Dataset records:
========

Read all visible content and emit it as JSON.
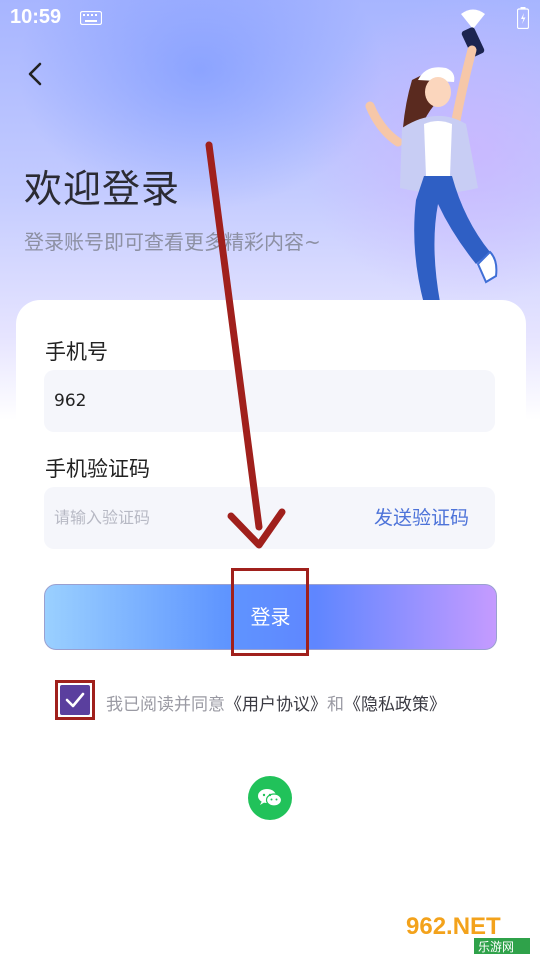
{
  "status_bar": {
    "time": "10:59"
  },
  "header": {
    "title": "欢迎登录",
    "subtitle": "登录账号即可查看更多精彩内容~"
  },
  "form": {
    "phone": {
      "label": "手机号",
      "value": "962"
    },
    "code": {
      "label": "手机验证码",
      "placeholder": "请输入验证码",
      "send_label": "发送验证码"
    },
    "login_label": "登录"
  },
  "agreement": {
    "checked": true,
    "prefix": "我已阅读并同意",
    "user_agreement": "《用户协议》",
    "connector": "和",
    "privacy_policy": "《隐私政策》"
  },
  "third_party": {
    "wechat_icon": "wechat-icon"
  },
  "watermark": {
    "text_top": "962.NET",
    "text_bottom": "乐游网"
  },
  "colors": {
    "accent_blue": "#4d73d9",
    "checkbox": "#5a3f9e",
    "wechat": "#21c25a",
    "annotation_red": "#a0201c"
  }
}
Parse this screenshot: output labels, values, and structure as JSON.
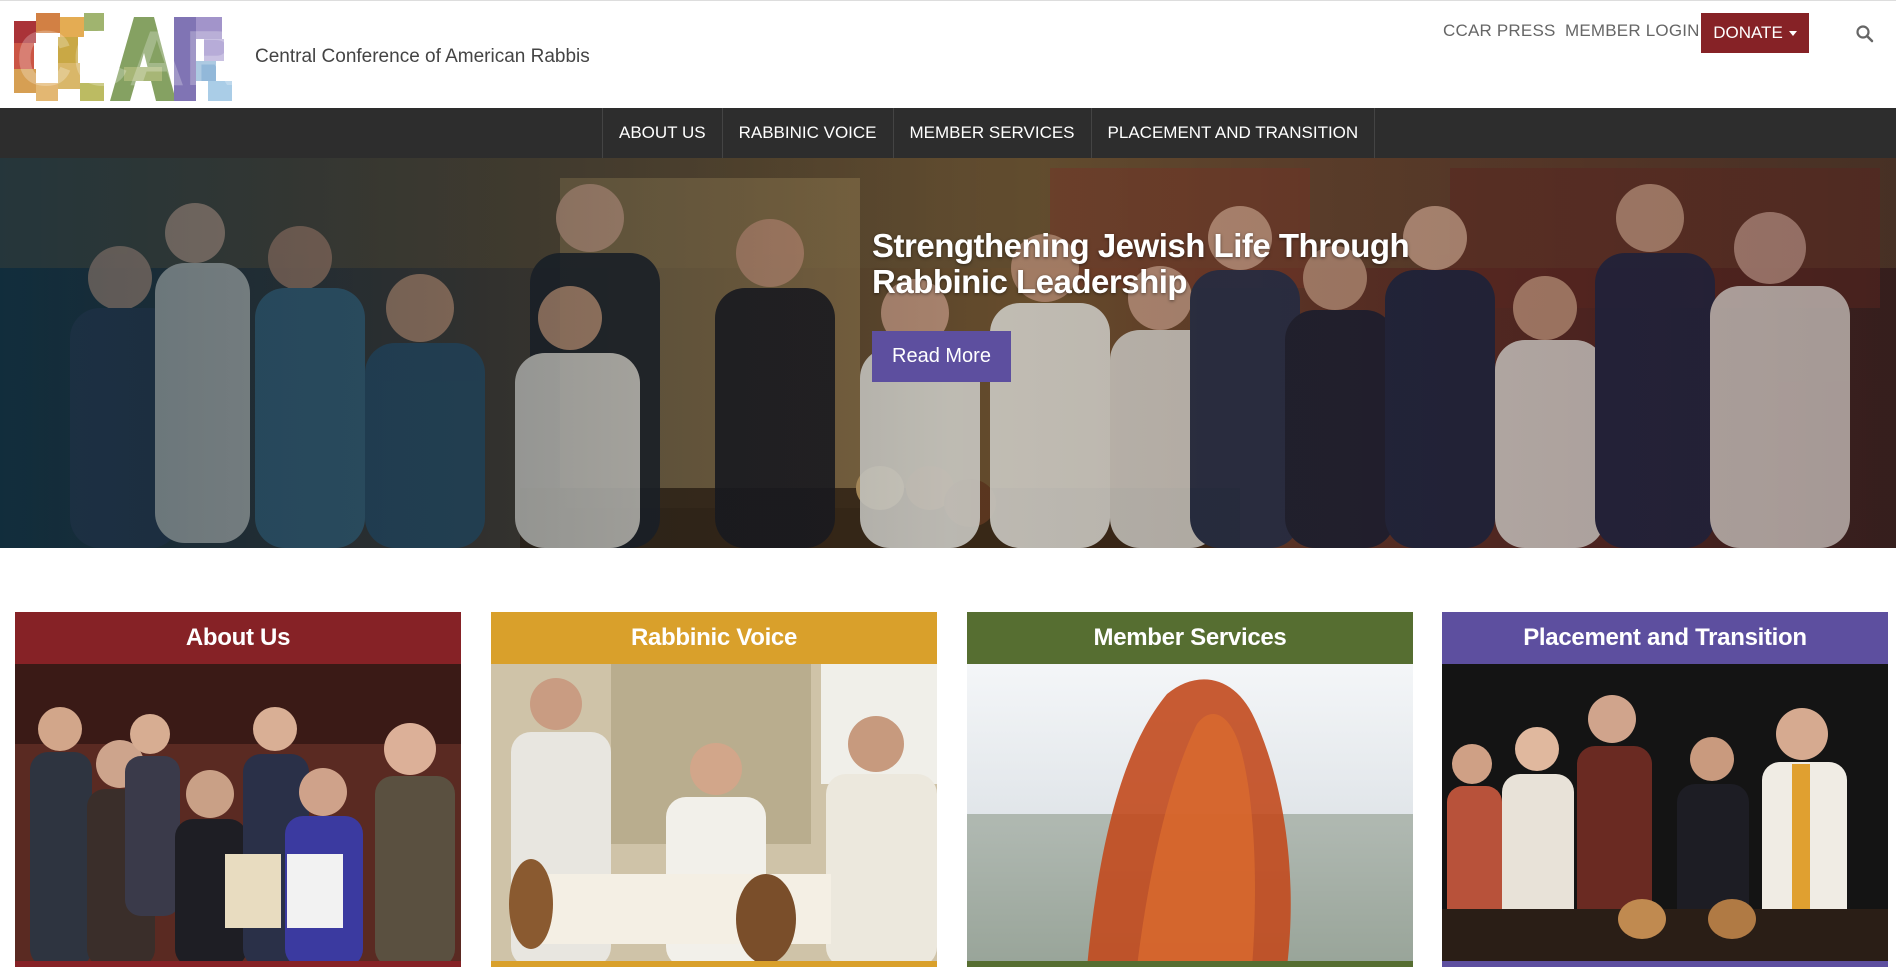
{
  "header": {
    "logo_text": "CCAR",
    "org_name": "Central Conference of American Rabbis",
    "links": {
      "press": "CCAR PRESS",
      "login": "MEMBER LOGIN"
    },
    "donate_label": "DONATE",
    "search_icon": "search-icon"
  },
  "nav": {
    "items": [
      {
        "label": "ABOUT US"
      },
      {
        "label": "RABBINIC VOICE"
      },
      {
        "label": "MEMBER SERVICES"
      },
      {
        "label": "PLACEMENT AND TRANSITION"
      }
    ]
  },
  "hero": {
    "title": "Strengthening Jewish Life Through Rabbinic Leadership",
    "button_label": "Read More"
  },
  "cards": [
    {
      "title": "About Us",
      "color": "#862226"
    },
    {
      "title": "Rabbinic Voice",
      "color": "#d9a02b"
    },
    {
      "title": "Member Services",
      "color": "#566e31"
    },
    {
      "title": "Placement and Transition",
      "color": "#5d4f9f"
    }
  ],
  "colors": {
    "nav_bg": "#2d2d2d",
    "donate": "#862226",
    "read_more": "#5d4f9f"
  }
}
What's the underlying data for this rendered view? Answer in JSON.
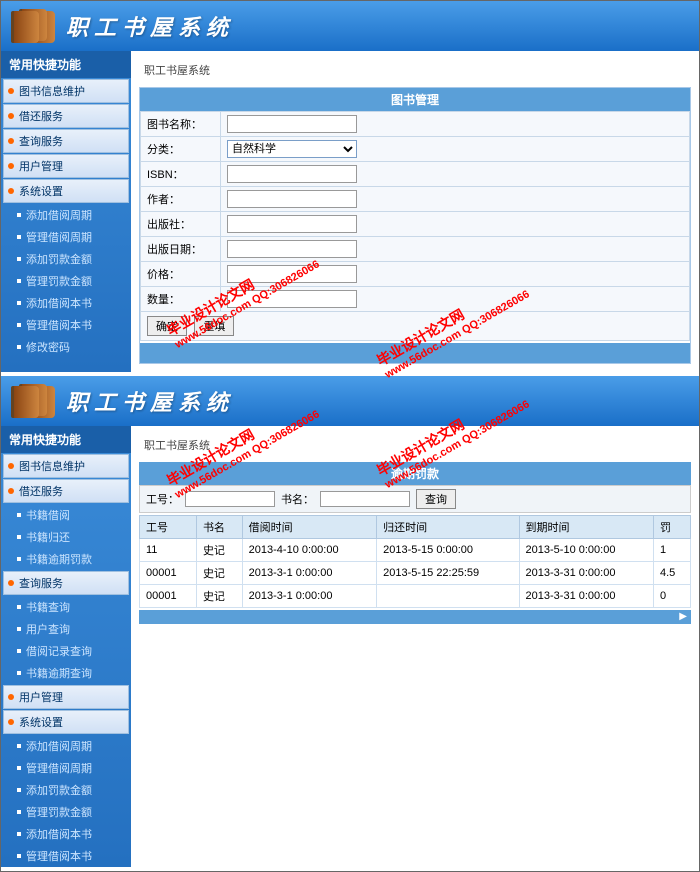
{
  "header": {
    "title": "职工书屋系统"
  },
  "sidebar": {
    "title": "常用快捷功能",
    "top_groups": [
      "图书信息维护",
      "借还服务",
      "查询服务",
      "用户管理",
      "系统设置"
    ],
    "top_subs": [
      "添加借阅周期",
      "管理借阅周期",
      "添加罚款金额",
      "管理罚款金额",
      "添加借阅本书",
      "管理借阅本书",
      "修改密码"
    ],
    "bottom_groups1": [
      "图书信息维护",
      "借还服务"
    ],
    "bottom_subs1": [
      "书籍借阅",
      "书籍归还",
      "书籍逾期罚款"
    ],
    "bottom_group_query": "查询服务",
    "bottom_subs2": [
      "书籍查询",
      "用户查询",
      "借阅记录查询",
      "书籍逾期查询"
    ],
    "bottom_group_user": "用户管理",
    "bottom_group_sys": "系统设置",
    "bottom_subs3": [
      "添加借阅周期",
      "管理借阅周期",
      "添加罚款金额",
      "管理罚款金额",
      "添加借阅本书",
      "管理借阅本书"
    ]
  },
  "breadcrumb": "职工书屋系统",
  "form": {
    "title": "图书管理",
    "fields": {
      "name": "图书名称：",
      "category": "分类：",
      "isbn": "ISBN：",
      "author": "作者：",
      "publisher": "出版社：",
      "pubdate": "出版日期：",
      "price": "价格：",
      "qty": "数量："
    },
    "category_value": "自然科学",
    "btn_ok": "确定",
    "btn_reset": "重填"
  },
  "search": {
    "label_id": "工号：",
    "label_name": "书名：",
    "btn": "查询"
  },
  "table": {
    "title": "逾期罚款",
    "cols": [
      "工号",
      "书名",
      "借阅时间",
      "归还时间",
      "到期时间",
      "罚"
    ],
    "rows": [
      [
        "11",
        "史记",
        "2013-4-10 0:00:00",
        "2013-5-15 0:00:00",
        "2013-5-10 0:00:00",
        "1"
      ],
      [
        "00001",
        "史记",
        "2013-3-1 0:00:00",
        "2013-5-15 22:25:59",
        "2013-3-31 0:00:00",
        "4.5"
      ],
      [
        "00001",
        "史记",
        "2013-3-1 0:00:00",
        "",
        "2013-3-31 0:00:00",
        "0"
      ]
    ]
  },
  "watermark": {
    "l1": "毕业设计论文网",
    "l2": "www.56doc.com  QQ:306826066"
  }
}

========

Could you repeat all of the material exactly? Pictures should not be copied.

OUTPUT OF THE EXERCISE:
Read all visible content and emit it as JSON.
{
  "status_bar": {
    "time": "10:59"
  },
  "header": {
    "title": "欢迎登录",
    "subtitle": "登录账号即可查看更多精彩内容~"
  },
  "form": {
    "phone": {
      "label": "手机号",
      "value": "962"
    },
    "code": {
      "label": "手机验证码",
      "placeholder": "请输入验证码",
      "send_label": "发送验证码"
    },
    "login_label": "登录"
  },
  "agreement": {
    "checked": true,
    "prefix": "我已阅读并同意",
    "user_agreement": "《用户协议》",
    "connector": "和",
    "privacy_policy": "《隐私政策》"
  },
  "third_party": {
    "wechat_icon": "wechat-icon"
  },
  "watermark": {
    "text_top": "962.NET",
    "text_bottom": "乐游网"
  },
  "colors": {
    "accent_blue": "#4d73d9",
    "checkbox": "#5a3f9e",
    "wechat": "#21c25a",
    "annotation_red": "#a0201c"
  }
}
Parse this screenshot: output labels, values, and structure as JSON.
{
  "header": {
    "logo_text": "CCAR",
    "org_name": "Central Conference of American Rabbis",
    "links": {
      "press": "CCAR PRESS",
      "login": "MEMBER LOGIN"
    },
    "donate_label": "DONATE",
    "search_icon": "search-icon"
  },
  "nav": {
    "items": [
      {
        "label": "ABOUT US"
      },
      {
        "label": "RABBINIC VOICE"
      },
      {
        "label": "MEMBER SERVICES"
      },
      {
        "label": "PLACEMENT AND TRANSITION"
      }
    ]
  },
  "hero": {
    "title": "Strengthening Jewish Life Through Rabbinic Leadership",
    "button_label": "Read More"
  },
  "cards": [
    {
      "title": "About Us",
      "color": "#862226"
    },
    {
      "title": "Rabbinic Voice",
      "color": "#d9a02b"
    },
    {
      "title": "Member Services",
      "color": "#566e31"
    },
    {
      "title": "Placement and Transition",
      "color": "#5d4f9f"
    }
  ],
  "colors": {
    "nav_bg": "#2d2d2d",
    "donate": "#862226",
    "read_more": "#5d4f9f"
  }
}
What's the underlying data for this rendered view? Answer in JSON.
{
  "header": {
    "title": "职工书屋系统"
  },
  "sidebar": {
    "title": "常用快捷功能",
    "top_groups": [
      "图书信息维护",
      "借还服务",
      "查询服务",
      "用户管理",
      "系统设置"
    ],
    "top_subs": [
      "添加借阅周期",
      "管理借阅周期",
      "添加罚款金额",
      "管理罚款金额",
      "添加借阅本书",
      "管理借阅本书",
      "修改密码"
    ],
    "bottom_groups1": [
      "图书信息维护",
      "借还服务"
    ],
    "bottom_subs1": [
      "书籍借阅",
      "书籍归还",
      "书籍逾期罚款"
    ],
    "bottom_group_query": "查询服务",
    "bottom_subs2": [
      "书籍查询",
      "用户查询",
      "借阅记录查询",
      "书籍逾期查询"
    ],
    "bottom_group_user": "用户管理",
    "bottom_group_sys": "系统设置",
    "bottom_subs3": [
      "添加借阅周期",
      "管理借阅周期",
      "添加罚款金额",
      "管理罚款金额",
      "添加借阅本书",
      "管理借阅本书"
    ]
  },
  "breadcrumb": "职工书屋系统",
  "form": {
    "title": "图书管理",
    "fields": {
      "name": "图书名称：",
      "category": "分类：",
      "isbn": "ISBN：",
      "author": "作者：",
      "publisher": "出版社：",
      "pubdate": "出版日期：",
      "price": "价格：",
      "qty": "数量："
    },
    "category_value": "自然科学",
    "btn_ok": "确定",
    "btn_reset": "重填"
  },
  "search": {
    "label_id": "工号：",
    "label_name": "书名：",
    "btn": "查询"
  },
  "table": {
    "title": "逾期罚款",
    "cols": [
      "工号",
      "书名",
      "借阅时间",
      "归还时间",
      "到期时间",
      "罚"
    ],
    "rows": [
      [
        "11",
        "史记",
        "2013-4-10 0:00:00",
        "2013-5-15 0:00:00",
        "2013-5-10 0:00:00",
        "1"
      ],
      [
        "00001",
        "史记",
        "2013-3-1 0:00:00",
        "2013-5-15 22:25:59",
        "2013-3-31 0:00:00",
        "4.5"
      ],
      [
        "00001",
        "史记",
        "2013-3-1 0:00:00",
        "",
        "2013-3-31 0:00:00",
        "0"
      ]
    ]
  },
  "watermark": {
    "l1": "毕业设计论文网",
    "l2": "www.56doc.com  QQ:306826066"
  }
}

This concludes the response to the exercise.